====== Excerto do documento ======

Como encontrar um buraco negro

Conceção artística do ambiente em torno de um buraco negro.

Conceção artística do ambiente em torno de um buraco negro. Está representado o material envolvente atraído pelo poço gravitacional do buraco negro e formando um disco de acreção aquecido a altas temperaturas, e também um dos jactos perpendiculares ao disco.
Créditos: NASA/Dana Berry, SkyWorks Digital

Num safári fotográfico, o equipamento é essencial. Mas se o retrato é o de um buraco negro, primeiro temos de saber de que é que andamos à procura, e onde se esconde. São várias as estratégias. Eis algumas.

Artigo de Francisco Lobo e Sérgio Pereira1 em parceria com a National Geographic Portugal

 

Ainda que sejam difíceis de achar, os buracos negros são fáceis de imaginar. De facto, foram imaginados muito antes de serem descobertos. Teremos um buraco negro imaginário se colocarmos todo o material de que é feito o Sol concentrado no volume de uma esfera com apenas seis quilómetros de diâmetro (por comparação com os seus atuais 1,4 milhões de quilómetros). Mesmo assim, a Terra continuaria tranquilamente na sua órbita como se nada fosse, exceto o facto de termos entrado numa eterna noite gelada.

A massa do Sol não é suficiente para produzir um buraco negro – não conseguiria vencer as repulsões ao nível sub-atómico entre as partículas de matéria. Apenas as estrelas com mais de três vezes a massa do Sol o conseguem, no final da sua vida, assim que se extingue a energia nuclear interna. Produz-se então um corpo extremamente denso, tão denso que, para lhe escapar, seria necessário viajar a uma velocidade superior à da luz (no vácuo, são 300 000 quilómetros por segundo) – o que a Física já demonstrou ser impossível. Teremos então um objeto que não emite nem devolve qualquer luz, ou seja, negro em absoluto.

O berço de uma ideia exótica

O conceito de buraco negro (mas este nome só foi atribuído já na década de 1960, por John Wheeler) surgiu como consequência da teoria da gravitação de Albert Einstein, ou Teoria da Relatividade Geral, publicada em 1915. Uma das equações desta teoria foi resolvida pouco depois pelo alemão Karl Schwarzschild e descreve um objeto estranho, cuja densidade impede a luz de lhe escapar. Schwarzschild calculou a dimensão da fronteira esférica em redor desse objeto e para além da qual nada podemos saber daquilo que acontece nele. A essa fronteira chamamos “horizonte de eventos”.

====== Dados extraídos ======

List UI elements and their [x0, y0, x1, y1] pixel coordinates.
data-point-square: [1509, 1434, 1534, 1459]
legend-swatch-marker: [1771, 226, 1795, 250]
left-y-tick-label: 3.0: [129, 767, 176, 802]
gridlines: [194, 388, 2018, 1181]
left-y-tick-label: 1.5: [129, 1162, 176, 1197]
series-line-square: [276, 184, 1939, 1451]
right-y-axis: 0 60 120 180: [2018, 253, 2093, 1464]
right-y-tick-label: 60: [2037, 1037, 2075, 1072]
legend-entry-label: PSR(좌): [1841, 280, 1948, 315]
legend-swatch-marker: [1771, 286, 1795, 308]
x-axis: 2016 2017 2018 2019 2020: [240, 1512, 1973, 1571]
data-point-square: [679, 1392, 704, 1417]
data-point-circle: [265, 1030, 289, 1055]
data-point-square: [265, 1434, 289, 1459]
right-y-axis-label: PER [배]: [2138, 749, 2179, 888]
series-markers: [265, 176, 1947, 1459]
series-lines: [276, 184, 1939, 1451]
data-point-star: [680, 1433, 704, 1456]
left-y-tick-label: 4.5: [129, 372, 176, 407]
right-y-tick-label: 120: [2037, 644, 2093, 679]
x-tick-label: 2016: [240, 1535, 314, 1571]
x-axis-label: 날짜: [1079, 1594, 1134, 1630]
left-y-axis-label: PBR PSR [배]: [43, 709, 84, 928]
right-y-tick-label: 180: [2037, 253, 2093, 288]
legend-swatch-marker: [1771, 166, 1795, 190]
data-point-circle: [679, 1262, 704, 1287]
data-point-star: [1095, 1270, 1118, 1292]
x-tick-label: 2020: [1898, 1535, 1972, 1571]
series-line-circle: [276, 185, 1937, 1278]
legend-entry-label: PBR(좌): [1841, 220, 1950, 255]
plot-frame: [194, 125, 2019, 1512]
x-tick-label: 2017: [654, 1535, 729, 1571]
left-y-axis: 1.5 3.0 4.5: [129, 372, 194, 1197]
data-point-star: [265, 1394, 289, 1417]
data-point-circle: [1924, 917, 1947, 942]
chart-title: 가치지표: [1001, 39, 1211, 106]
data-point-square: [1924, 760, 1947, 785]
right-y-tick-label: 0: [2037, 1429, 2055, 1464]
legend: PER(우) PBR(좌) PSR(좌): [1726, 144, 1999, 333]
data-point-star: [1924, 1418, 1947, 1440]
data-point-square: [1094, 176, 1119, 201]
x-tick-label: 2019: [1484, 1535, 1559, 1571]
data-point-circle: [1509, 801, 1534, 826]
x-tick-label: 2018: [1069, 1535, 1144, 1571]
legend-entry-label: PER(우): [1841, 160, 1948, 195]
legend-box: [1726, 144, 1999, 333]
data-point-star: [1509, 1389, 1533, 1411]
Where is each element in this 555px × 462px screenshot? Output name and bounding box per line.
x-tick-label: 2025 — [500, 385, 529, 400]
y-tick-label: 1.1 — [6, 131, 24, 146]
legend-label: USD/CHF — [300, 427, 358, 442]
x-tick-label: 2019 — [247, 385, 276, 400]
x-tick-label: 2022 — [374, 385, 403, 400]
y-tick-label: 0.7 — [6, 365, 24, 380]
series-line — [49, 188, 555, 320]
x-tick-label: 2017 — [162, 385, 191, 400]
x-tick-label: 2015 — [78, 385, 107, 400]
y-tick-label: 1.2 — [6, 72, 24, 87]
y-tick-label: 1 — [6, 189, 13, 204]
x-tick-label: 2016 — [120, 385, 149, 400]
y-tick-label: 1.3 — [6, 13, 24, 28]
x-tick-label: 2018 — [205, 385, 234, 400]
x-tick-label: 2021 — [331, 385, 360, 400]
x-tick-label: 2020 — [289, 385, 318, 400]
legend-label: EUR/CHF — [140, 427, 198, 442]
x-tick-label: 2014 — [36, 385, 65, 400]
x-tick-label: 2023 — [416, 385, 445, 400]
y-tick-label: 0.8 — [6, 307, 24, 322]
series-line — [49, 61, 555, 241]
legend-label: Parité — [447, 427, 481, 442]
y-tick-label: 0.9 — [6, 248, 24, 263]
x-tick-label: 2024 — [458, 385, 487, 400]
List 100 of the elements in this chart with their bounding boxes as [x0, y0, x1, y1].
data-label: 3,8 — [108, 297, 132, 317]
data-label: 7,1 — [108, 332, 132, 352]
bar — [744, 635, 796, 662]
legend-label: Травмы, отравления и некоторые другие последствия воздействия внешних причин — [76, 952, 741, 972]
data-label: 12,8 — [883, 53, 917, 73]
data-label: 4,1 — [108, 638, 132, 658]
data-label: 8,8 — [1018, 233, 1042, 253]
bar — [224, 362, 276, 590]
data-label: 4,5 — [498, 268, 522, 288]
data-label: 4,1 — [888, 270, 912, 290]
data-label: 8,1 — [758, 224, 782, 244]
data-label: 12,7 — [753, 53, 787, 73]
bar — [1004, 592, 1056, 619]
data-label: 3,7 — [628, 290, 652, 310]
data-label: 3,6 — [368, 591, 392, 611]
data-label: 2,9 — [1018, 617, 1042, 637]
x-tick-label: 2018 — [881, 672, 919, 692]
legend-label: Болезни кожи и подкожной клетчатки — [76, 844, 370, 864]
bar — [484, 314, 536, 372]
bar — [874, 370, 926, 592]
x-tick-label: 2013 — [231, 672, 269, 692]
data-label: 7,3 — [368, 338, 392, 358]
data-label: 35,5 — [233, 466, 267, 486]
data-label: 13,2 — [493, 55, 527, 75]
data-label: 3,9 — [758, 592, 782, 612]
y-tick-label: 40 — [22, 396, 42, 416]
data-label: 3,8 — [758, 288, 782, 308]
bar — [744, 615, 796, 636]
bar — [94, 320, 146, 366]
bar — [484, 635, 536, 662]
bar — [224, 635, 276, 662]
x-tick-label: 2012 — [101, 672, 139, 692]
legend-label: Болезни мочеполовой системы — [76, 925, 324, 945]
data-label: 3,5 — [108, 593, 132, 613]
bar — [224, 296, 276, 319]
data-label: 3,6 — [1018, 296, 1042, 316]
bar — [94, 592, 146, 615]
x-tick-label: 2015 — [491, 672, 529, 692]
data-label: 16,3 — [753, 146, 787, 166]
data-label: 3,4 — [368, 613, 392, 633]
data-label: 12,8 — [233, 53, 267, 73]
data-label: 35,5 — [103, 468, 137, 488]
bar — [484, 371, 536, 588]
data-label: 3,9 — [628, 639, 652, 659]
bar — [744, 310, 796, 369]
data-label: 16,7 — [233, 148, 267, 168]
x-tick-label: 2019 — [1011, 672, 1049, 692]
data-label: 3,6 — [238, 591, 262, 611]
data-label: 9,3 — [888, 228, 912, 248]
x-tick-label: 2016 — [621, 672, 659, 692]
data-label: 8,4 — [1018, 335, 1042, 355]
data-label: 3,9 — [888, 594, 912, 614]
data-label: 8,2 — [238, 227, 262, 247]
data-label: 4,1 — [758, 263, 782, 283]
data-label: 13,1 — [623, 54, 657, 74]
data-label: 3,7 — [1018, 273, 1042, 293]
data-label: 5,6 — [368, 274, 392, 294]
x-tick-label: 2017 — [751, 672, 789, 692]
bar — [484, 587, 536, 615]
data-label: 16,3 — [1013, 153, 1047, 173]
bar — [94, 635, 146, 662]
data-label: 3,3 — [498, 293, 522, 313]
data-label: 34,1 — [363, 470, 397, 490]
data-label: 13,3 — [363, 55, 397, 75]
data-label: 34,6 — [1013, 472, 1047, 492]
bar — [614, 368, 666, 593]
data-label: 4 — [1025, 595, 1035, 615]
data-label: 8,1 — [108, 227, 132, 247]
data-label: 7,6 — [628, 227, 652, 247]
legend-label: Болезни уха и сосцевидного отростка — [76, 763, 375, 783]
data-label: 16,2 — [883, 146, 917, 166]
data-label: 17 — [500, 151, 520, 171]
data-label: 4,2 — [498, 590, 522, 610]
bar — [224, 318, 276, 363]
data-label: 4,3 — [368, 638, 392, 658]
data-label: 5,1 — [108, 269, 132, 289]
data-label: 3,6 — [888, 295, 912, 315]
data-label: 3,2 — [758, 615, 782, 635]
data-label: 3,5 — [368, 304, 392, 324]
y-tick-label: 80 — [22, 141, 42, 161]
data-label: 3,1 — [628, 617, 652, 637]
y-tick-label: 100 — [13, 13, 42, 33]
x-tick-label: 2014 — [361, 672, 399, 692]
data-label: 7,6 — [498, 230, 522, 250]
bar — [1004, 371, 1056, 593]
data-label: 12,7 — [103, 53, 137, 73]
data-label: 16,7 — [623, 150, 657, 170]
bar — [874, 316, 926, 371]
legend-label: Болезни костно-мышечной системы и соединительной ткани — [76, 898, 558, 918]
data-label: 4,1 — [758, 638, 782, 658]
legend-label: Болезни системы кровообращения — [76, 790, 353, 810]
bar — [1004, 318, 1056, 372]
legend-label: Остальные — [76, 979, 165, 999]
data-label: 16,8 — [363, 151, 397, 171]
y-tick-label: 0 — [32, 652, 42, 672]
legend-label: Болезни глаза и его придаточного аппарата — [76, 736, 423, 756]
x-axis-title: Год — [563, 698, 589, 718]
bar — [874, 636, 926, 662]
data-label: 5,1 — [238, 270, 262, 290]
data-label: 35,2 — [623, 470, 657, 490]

======

Tarefas a realizar:
A. Indique se cada afirmação concorda com o texto sobre buracos negros, respondendo sim ou não e citando as palavras do texto que o decidem: (i) o nome "buraco negro" foi atribuído por John Wheeler na década de 1960; (ii) a massa do Sol basta para produzir um buraco negro; (iii) Karl Schwarzschild era alemão.
B. Nas linhas dos dados, desde o início até à linha que contém "right-y-tick-label: 60: [2037, 1037, 2075, 1072]", inclusive, troque "left-y-tick-label" por "left-axis-tick". Apresente apenas essas linhas, sem outras alterações.

Resultados obtidos:
A.
(i) Sim: "mas este nome só foi atribuído já na década de 1960, por John Wheeler".
(ii) Não: "A massa do Sol não é suficiente para produzir um buraco negro".
(iii) Sim: "pelo alemão Karl Schwarzschild".

B.
List UI elements and their [x0, y0, x1, y1] pixel coordinates.
data-point-square: [1509, 1434, 1534, 1459]
legend-swatch-marker: [1771, 226, 1795, 250]
left-axis-tick: 3.0: [129, 767, 176, 802]
gridlines: [194, 388, 2018, 1181]
left-axis-tick: 1.5: [129, 1162, 176, 1197]
series-line-square: [276, 184, 1939, 1451]
right-y-axis: 0 60 120 180: [2018, 253, 2093, 1464]
right-y-tick-label: 60: [2037, 1037, 2075, 1072]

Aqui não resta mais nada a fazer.